Extracted data entries
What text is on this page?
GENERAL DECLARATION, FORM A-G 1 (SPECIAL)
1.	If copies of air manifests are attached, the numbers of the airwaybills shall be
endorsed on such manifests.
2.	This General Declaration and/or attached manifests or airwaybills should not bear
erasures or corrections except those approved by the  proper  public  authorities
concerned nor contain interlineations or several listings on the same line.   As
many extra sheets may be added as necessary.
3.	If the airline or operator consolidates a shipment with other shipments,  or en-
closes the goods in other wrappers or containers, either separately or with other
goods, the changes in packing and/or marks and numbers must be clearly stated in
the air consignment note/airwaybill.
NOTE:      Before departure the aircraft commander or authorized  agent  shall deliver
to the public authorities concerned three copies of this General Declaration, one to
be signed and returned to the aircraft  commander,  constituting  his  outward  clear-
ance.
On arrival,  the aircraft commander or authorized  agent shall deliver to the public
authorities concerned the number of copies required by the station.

**Exercise prompt:** Nothing in the listing may be changed; retype it all exactly.

**Complete answer:**
What text is on this page?
GENERAL DECLARATION, FORM A-G 1 (SPECIAL)
1.	If copies of air manifests are attached, the numbers of the airwaybills shall be
endorsed on such manifests.
2.	This General Declaration and/or attached manifests or airwaybills should not bear
erasures or corrections except those approved by the  proper  public  authorities
concerned nor contain interlineations or several listings on the same line.   As
many extra sheets may be added as necessary.
3.	If the airline or operator consolidates a shipment with other shipments,  or en-
closes the goods in other wrappers or containers, either separately or with other
goods, the changes in packing and/or marks and numbers must be clearly stated in
the air consignment note/airwaybill.
NOTE:      Before departure the aircraft commander or authorized  agent  shall deliver
to the public authorities concerned three copies of this General Declaration, one to
be signed and returned to the aircraft  commander,  constituting  his  outward  clear-
ance.
On arrival,  the aircraft commander or authorized  agent shall deliver to the public
authorities concerned the number of copies required by the station.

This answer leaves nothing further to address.